What is being asked »
Copy each line from the records below in which the word "this" is found.

Raw data »
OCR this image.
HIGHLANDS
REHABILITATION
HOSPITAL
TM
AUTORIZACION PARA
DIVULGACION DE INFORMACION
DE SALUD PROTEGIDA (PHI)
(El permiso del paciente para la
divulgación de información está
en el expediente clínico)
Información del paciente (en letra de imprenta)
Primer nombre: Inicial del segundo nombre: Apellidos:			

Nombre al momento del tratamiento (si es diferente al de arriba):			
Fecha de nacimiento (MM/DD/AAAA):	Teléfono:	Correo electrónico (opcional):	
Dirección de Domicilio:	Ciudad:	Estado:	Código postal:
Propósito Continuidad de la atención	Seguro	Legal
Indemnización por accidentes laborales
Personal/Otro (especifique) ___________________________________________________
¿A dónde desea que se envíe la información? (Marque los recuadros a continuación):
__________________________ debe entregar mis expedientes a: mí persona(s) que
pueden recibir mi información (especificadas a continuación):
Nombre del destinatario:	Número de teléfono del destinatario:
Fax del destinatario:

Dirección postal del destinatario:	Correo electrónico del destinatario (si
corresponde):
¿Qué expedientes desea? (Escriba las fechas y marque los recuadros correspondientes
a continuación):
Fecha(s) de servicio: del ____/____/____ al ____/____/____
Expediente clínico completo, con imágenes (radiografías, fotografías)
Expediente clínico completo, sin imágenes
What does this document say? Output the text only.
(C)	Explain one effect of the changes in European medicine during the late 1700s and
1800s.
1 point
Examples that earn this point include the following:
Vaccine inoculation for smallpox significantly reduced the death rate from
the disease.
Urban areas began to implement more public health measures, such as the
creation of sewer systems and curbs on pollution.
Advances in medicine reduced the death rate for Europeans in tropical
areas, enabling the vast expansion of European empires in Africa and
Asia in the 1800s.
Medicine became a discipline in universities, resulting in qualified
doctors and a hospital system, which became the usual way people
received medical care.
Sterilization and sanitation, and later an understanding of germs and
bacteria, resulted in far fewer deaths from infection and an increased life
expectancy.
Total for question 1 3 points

Answer space »
OCR this image.
What does this document say? Output the text only.
Examples that earn this point include the following:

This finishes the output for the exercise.